Records for this exercise:
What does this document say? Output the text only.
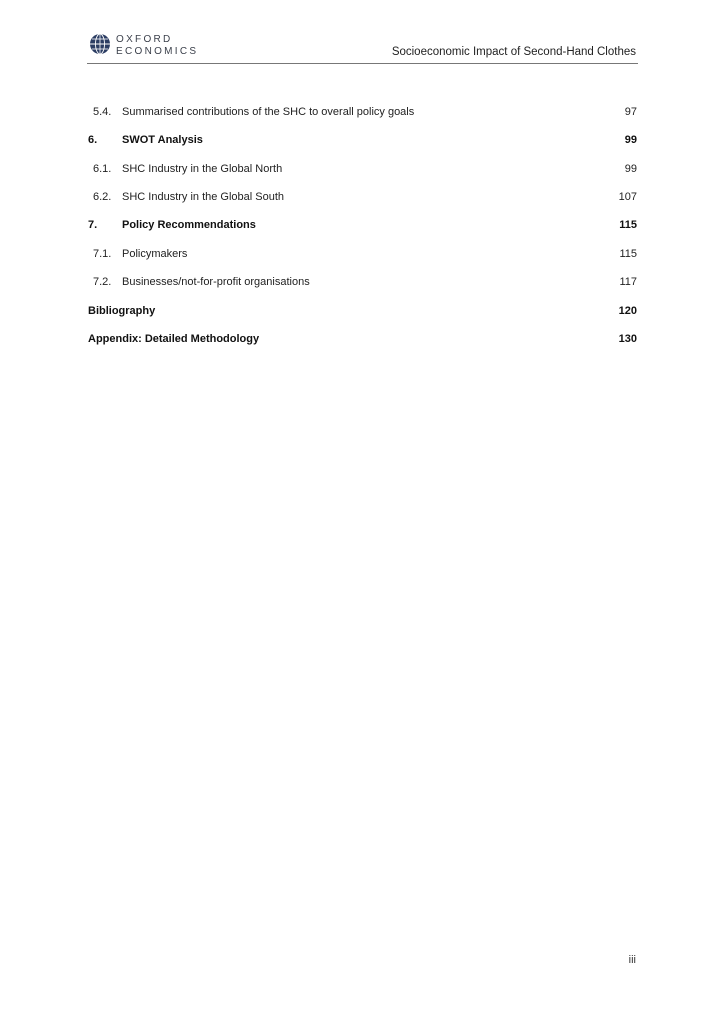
OXFORD
ECONOMICS	Socioeconomic Impact of Second-Hand Clothes
5.4. Summarised contributions of the SHC to overall policy goals	97
6. SWOT Analysis	99
6.1. SHC Industry in the Global North	99
6.2. SHC Industry in the Global South	107
7. Policy Recommendations	115
7.1. Policymakers	115
7.2. Businesses/not-for-profit organisations	117
Bibliography	120
Appendix: Detailed Methodology	130
iii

Task brief: Quote each record exactly as it stands, minus the pictures.

Exercise result:
What does this document say? Output the text only.
OXFORD
ECONOMICS	Socioeconomic Impact of Second-Hand Clothes
5.4. Summarised contributions of the SHC to overall policy goals	97
6. SWOT Analysis	99
6.1. SHC Industry in the Global North	99
6.2. SHC Industry in the Global South	107
7. Policy Recommendations	115
7.1. Policymakers	115
7.2. Businesses/not-for-profit organisations	117
Bibliography	120
Appendix: Detailed Methodology	130
iii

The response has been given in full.